> [TEXT EXCERPT]:
┏━━

LifeWay Bans 'The Blind Side'

Kurt Vonnegut’s masterpiece, Slaughter-House Five, tells the story of Billy Pilgrim, an optometrist who has become unstuck in time. He is kidnapped by aliens and taken to a planet called Tralfamadore to live in a zoo. The aliens, who can see time, explain that it is a flat plain: all things have already occurred and will always occur. That is fate. The Tralfmadorians do not strive to change their lives; they simply choose to concentrate on the beautiful moments, instead of the awful ones.

Humans, however, are doomed to travel through the same four-dimensioned world as if they are chained to a railway car with a metal pipe strapped to their face; so that time appears to be linear.

At least they are moving.

For many contemporary Christians, it seems the rail car stalled sometime in the fifties.

LifeWay, a prominent book seller, recently pulled The Blind Side, a film released last year, from its shelves, after a complaint was filed expressing ‘dissatisfaction with…any product that contains explicit profanity, God’s name in vain, and racial slur.’

This action might have been understandable if the film was one of the many movies Hollywood produces each year that are banal vehicles for sexuality and brute violence, but it wasn’t: it was a true story, an inspirational story, in which the Christian faith was portrayed as neither bland goodness nor small-minded piety.

Unfortunately, LifeWay removing The Blind Side (a movie that oozes ‘feel-good’) for its (accurate) depictions of inner-city life is not an outlier. It is yet another indicator that mainstream Christianity is continuing its alarming trend towards the attitudes espoused by the militant isolationists of the early nineties, for whom the human world writ large was a thing to build walls and stockpile weapons against.

Surprisingly, this does not endear us to the rest of humanity.

Nostalgia is a generational disease. You would be hard pressed to find a generation that did not feel, intuitively, that the world had been a happier, safer place in their youth. But what we are seeing now is an entire religion suffering from a crippling nostalgia for a time that never was; a time when neighborhoods were safe (only in the suburbs) and people didn’t cuss or drink too much or even sleep in the same bed (only in the movies).

┗━━

> [RECORDS SHOWN]:
┏━━

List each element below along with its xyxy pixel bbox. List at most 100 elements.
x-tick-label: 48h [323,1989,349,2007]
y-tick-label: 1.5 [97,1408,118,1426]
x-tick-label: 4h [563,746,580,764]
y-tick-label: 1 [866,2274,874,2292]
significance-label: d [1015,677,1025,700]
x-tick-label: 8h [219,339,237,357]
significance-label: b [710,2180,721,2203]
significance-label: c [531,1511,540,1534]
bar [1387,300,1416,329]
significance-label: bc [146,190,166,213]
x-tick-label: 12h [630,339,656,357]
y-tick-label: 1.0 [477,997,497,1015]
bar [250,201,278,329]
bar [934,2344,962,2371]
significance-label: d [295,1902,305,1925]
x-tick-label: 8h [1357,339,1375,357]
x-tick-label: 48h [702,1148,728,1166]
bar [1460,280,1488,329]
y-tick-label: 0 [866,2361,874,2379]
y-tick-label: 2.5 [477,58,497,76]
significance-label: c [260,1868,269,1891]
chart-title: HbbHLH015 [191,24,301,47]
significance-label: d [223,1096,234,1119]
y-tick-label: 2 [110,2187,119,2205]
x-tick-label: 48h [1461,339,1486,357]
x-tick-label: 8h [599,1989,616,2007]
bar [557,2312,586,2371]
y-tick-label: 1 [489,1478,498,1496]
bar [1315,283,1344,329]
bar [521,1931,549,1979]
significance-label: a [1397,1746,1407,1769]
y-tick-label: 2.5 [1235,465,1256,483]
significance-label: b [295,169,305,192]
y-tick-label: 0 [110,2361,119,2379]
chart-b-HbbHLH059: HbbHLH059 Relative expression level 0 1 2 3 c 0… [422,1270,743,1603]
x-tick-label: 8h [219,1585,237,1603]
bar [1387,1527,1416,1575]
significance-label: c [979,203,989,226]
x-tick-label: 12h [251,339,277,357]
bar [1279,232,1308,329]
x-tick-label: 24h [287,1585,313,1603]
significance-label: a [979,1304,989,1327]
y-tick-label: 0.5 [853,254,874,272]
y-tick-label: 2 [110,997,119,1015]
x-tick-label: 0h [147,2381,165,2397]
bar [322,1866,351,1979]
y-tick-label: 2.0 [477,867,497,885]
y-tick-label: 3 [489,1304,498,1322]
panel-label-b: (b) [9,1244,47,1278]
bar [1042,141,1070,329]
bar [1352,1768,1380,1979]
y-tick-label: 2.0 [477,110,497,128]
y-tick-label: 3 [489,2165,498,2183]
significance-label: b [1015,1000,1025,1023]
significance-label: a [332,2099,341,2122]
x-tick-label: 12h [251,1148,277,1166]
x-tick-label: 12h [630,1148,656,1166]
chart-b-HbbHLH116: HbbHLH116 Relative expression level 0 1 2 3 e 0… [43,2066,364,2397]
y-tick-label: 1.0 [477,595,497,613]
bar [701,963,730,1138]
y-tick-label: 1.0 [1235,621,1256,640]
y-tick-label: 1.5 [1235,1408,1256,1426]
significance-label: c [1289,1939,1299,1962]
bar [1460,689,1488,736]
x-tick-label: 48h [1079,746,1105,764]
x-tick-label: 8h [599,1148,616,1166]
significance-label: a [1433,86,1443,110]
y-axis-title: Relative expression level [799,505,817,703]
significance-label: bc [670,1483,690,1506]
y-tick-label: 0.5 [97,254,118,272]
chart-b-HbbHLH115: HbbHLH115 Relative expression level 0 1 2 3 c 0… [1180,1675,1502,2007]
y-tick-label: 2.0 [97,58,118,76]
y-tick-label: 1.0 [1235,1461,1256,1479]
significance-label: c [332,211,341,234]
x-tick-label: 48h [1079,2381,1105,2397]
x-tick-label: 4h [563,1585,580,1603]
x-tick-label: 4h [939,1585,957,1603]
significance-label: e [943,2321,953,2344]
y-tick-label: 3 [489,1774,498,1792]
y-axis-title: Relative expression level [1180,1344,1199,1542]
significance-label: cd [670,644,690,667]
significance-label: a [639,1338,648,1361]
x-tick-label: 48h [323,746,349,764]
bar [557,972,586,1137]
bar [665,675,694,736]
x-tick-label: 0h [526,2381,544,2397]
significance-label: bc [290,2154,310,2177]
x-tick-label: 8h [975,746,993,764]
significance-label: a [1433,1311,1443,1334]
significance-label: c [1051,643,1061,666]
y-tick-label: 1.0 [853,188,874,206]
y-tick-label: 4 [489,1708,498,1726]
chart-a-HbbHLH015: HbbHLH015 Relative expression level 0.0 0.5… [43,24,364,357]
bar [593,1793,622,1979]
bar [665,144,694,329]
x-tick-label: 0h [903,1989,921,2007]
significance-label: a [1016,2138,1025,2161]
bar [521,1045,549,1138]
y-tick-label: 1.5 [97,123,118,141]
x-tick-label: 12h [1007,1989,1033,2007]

┗━━

> [TASK]: Repeat the passage of the LifeWay text from "This action might" up to and including "rest of humanity.".

> [YOUR RESPONSE]:
This action might have been understandable if the film was one of the many movies Hollywood produces each year that are banal vehicles for sexuality and brute violence, but it wasn’t: it was a true story, an inspirational story, in which the Christian faith was portrayed as neither bland goodness nor small-minded piety.

Unfortunately, LifeWay removing The Blind Side (a movie that oozes ‘feel-good’) for its (accurate) depictions of inner-city life is not an outlier. It is yet another indicator that mainstream Christianity is continuing its alarming trend towards the attitudes espoused by the militant isolationists of the early nineties, for whom the human world writ large was a thing to build walls and stockpile weapons against.

Surprisingly, this does not endear us to the rest of humanity.